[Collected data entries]

--

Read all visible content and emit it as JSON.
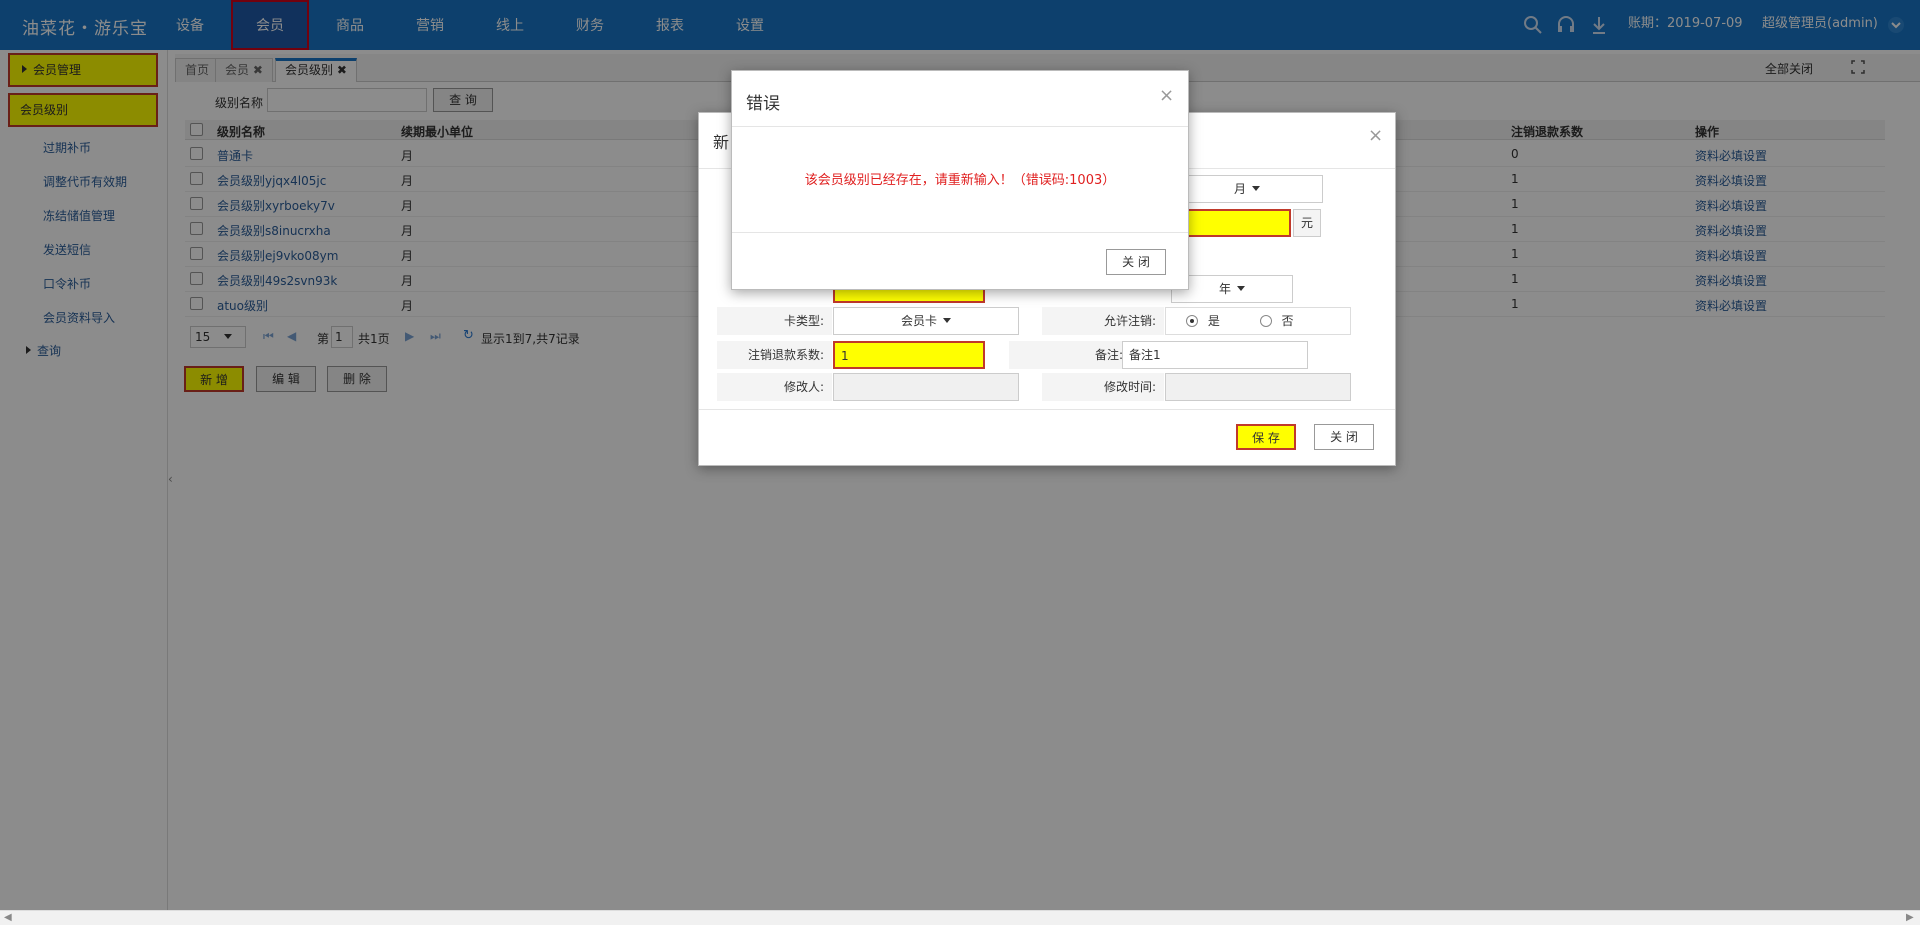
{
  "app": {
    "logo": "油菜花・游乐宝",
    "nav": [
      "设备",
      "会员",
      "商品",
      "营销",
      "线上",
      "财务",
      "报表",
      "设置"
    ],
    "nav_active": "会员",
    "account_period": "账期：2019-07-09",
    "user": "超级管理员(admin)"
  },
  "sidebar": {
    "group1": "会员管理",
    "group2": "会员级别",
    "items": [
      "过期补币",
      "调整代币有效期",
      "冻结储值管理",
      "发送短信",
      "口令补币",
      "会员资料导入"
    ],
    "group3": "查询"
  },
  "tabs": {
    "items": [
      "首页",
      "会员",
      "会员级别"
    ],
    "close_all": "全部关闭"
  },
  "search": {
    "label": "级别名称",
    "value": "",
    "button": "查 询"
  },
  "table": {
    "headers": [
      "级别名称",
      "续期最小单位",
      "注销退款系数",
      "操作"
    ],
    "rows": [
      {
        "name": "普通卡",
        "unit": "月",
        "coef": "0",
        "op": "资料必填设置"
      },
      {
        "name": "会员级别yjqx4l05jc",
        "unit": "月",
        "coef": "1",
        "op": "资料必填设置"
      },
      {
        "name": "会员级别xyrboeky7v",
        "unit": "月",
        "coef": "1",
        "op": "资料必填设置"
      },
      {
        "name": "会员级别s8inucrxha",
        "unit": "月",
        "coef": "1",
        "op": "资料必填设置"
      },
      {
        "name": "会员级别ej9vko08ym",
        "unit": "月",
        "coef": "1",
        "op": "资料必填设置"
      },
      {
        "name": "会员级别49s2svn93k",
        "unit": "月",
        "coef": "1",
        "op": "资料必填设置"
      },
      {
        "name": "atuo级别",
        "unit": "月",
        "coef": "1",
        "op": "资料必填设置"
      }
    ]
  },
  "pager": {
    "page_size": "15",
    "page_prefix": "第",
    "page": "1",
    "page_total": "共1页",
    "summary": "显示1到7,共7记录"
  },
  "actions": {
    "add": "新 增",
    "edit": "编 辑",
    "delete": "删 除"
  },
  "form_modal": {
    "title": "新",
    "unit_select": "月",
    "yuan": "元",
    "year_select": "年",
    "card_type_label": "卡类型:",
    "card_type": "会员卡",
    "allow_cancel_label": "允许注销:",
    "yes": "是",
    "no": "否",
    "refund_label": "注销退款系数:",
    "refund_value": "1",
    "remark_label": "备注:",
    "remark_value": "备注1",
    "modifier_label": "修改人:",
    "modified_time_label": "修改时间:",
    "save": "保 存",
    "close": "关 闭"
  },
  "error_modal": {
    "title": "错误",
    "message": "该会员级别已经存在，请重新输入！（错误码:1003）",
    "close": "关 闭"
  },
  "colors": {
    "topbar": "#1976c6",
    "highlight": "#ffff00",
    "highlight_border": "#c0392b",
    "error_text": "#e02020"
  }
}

--

Problem to solve:
Write out the records above exactly as they stand, leaving out every picture.

Solution:
Read all visible content and emit it as JSON.
{
  "app": {
    "logo": "油菜花・游乐宝",
    "nav": [
      "设备",
      "会员",
      "商品",
      "营销",
      "线上",
      "财务",
      "报表",
      "设置"
    ],
    "nav_active": "会员",
    "account_period": "账期：2019-07-09",
    "user": "超级管理员(admin)"
  },
  "sidebar": {
    "group1": "会员管理",
    "group2": "会员级别",
    "items": [
      "过期补币",
      "调整代币有效期",
      "冻结储值管理",
      "发送短信",
      "口令补币",
      "会员资料导入"
    ],
    "group3": "查询"
  },
  "tabs": {
    "items": [
      "首页",
      "会员",
      "会员级别"
    ],
    "close_all": "全部关闭"
  },
  "search": {
    "label": "级别名称",
    "value": "",
    "button": "查 询"
  },
  "table": {
    "headers": [
      "级别名称",
      "续期最小单位",
      "注销退款系数",
      "操作"
    ],
    "rows": [
      {
        "name": "普通卡",
        "unit": "月",
        "coef": "0",
        "op": "资料必填设置"
      },
      {
        "name": "会员级别yjqx4l05jc",
        "unit": "月",
        "coef": "1",
        "op": "资料必填设置"
      },
      {
        "name": "会员级别xyrboeky7v",
        "unit": "月",
        "coef": "1",
        "op": "资料必填设置"
      },
      {
        "name": "会员级别s8inucrxha",
        "unit": "月",
        "coef": "1",
        "op": "资料必填设置"
      },
      {
        "name": "会员级别ej9vko08ym",
        "unit": "月",
        "coef": "1",
        "op": "资料必填设置"
      },
      {
        "name": "会员级别49s2svn93k",
        "unit": "月",
        "coef": "1",
        "op": "资料必填设置"
      },
      {
        "name": "atuo级别",
        "unit": "月",
        "coef": "1",
        "op": "资料必填设置"
      }
    ]
  },
  "pager": {
    "page_size": "15",
    "page_prefix": "第",
    "page": "1",
    "page_total": "共1页",
    "summary": "显示1到7,共7记录"
  },
  "actions": {
    "add": "新 增",
    "edit": "编 辑",
    "delete": "删 除"
  },
  "form_modal": {
    "title": "新",
    "unit_select": "月",
    "yuan": "元",
    "year_select": "年",
    "card_type_label": "卡类型:",
    "card_type": "会员卡",
    "allow_cancel_label": "允许注销:",
    "yes": "是",
    "no": "否",
    "refund_label": "注销退款系数:",
    "refund_value": "1",
    "remark_label": "备注:",
    "remark_value": "备注1",
    "modifier_label": "修改人:",
    "modified_time_label": "修改时间:",
    "save": "保 存",
    "close": "关 闭"
  },
  "error_modal": {
    "title": "错误",
    "message": "该会员级别已经存在，请重新输入！（错误码:1003）",
    "close": "关 闭"
  },
  "colors": {
    "topbar": "#1976c6",
    "highlight": "#ffff00",
    "highlight_border": "#c0392b",
    "error_text": "#e02020"
  }
}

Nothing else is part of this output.